### Written request
Reproduce all lines of the listing below in which the word "году" occurs.

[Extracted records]

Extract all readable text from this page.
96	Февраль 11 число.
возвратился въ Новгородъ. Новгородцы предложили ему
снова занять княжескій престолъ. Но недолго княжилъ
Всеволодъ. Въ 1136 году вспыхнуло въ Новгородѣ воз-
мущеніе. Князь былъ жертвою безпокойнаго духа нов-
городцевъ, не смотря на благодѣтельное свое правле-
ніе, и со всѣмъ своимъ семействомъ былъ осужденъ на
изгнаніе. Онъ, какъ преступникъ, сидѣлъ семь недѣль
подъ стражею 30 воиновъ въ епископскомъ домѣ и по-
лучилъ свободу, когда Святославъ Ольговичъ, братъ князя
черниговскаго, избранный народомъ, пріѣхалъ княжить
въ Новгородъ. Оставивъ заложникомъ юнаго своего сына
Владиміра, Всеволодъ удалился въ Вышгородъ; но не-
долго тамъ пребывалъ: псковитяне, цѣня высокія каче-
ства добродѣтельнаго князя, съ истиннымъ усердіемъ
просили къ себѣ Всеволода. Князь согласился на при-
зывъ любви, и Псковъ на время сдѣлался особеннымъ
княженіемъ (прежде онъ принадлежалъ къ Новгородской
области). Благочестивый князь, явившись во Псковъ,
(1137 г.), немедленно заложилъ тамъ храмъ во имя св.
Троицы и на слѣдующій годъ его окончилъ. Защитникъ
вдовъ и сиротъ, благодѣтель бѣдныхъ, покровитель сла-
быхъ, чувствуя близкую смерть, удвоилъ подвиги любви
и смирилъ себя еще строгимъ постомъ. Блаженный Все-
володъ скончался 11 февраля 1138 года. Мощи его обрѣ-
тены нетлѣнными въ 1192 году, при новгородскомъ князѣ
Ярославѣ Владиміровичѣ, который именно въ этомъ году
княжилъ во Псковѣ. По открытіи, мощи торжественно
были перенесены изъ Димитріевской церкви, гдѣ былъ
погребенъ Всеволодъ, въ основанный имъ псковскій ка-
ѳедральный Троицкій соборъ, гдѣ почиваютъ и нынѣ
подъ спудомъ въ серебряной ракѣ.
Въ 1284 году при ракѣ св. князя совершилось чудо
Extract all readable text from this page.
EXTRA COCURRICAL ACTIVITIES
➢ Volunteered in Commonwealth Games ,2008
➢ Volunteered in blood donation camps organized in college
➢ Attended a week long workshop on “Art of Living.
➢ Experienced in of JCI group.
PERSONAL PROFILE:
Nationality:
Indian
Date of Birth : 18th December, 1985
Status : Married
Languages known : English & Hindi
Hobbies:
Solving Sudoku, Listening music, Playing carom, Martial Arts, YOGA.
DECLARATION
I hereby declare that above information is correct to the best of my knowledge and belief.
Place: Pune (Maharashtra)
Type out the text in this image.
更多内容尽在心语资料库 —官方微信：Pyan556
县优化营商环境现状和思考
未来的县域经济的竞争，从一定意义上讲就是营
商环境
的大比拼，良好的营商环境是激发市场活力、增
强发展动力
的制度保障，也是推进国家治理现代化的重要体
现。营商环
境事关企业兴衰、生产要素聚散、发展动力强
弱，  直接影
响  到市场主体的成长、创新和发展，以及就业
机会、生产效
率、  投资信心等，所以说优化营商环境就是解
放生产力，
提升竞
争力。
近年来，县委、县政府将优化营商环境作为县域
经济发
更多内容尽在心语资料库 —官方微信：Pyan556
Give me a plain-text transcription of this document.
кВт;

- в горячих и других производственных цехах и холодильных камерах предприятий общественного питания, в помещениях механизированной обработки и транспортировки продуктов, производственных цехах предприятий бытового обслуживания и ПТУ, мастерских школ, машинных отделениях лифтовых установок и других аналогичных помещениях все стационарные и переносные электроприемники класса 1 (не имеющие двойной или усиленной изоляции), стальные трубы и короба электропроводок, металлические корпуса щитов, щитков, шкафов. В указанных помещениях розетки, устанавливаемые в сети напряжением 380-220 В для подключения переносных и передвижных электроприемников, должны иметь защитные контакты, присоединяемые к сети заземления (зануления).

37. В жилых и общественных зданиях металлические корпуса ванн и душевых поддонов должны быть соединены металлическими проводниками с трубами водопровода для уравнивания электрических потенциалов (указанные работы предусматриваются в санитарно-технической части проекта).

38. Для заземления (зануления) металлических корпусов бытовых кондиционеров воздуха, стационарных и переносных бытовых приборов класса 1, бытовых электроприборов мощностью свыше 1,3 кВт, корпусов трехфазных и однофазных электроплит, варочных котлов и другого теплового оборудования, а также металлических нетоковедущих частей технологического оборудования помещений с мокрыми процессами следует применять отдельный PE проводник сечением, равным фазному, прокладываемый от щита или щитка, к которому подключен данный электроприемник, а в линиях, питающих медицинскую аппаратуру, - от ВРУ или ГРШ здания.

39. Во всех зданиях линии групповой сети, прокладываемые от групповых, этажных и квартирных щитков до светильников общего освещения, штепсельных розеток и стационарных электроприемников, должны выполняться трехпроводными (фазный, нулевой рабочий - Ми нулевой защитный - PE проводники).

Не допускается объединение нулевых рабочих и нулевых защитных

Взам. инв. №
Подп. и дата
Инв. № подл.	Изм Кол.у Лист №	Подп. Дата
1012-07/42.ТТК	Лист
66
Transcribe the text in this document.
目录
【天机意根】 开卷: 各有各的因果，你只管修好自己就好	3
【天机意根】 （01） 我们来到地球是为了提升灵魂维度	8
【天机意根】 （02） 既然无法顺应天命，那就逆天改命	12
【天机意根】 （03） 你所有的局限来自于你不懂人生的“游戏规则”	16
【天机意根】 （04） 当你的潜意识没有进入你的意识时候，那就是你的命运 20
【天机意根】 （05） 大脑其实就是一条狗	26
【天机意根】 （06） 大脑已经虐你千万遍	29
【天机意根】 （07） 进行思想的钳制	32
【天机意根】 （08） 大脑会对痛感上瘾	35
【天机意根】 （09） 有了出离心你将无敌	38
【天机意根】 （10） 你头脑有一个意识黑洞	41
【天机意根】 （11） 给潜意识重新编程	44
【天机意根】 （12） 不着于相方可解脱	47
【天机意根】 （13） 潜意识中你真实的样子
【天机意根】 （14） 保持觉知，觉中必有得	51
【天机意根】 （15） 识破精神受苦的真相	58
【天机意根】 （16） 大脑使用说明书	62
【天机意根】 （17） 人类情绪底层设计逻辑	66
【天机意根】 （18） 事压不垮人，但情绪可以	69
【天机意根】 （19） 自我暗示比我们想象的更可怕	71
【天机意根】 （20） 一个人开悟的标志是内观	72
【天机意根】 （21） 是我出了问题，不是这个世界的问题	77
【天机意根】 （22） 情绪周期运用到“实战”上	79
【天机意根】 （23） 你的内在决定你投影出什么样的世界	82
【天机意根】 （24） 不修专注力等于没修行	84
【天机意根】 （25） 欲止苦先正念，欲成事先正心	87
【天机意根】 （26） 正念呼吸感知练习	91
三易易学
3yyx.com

### Response to this exercise
Всеволодъ. Въ 1136 году вспыхнуло въ Новгородѣ воз-
тены нетлѣнными въ 1192 году, при новгородскомъ князѣ
Ярославѣ Владиміровичѣ, который именно въ этомъ году
Въ 1284 году при ракѣ св. князя совершилось чудо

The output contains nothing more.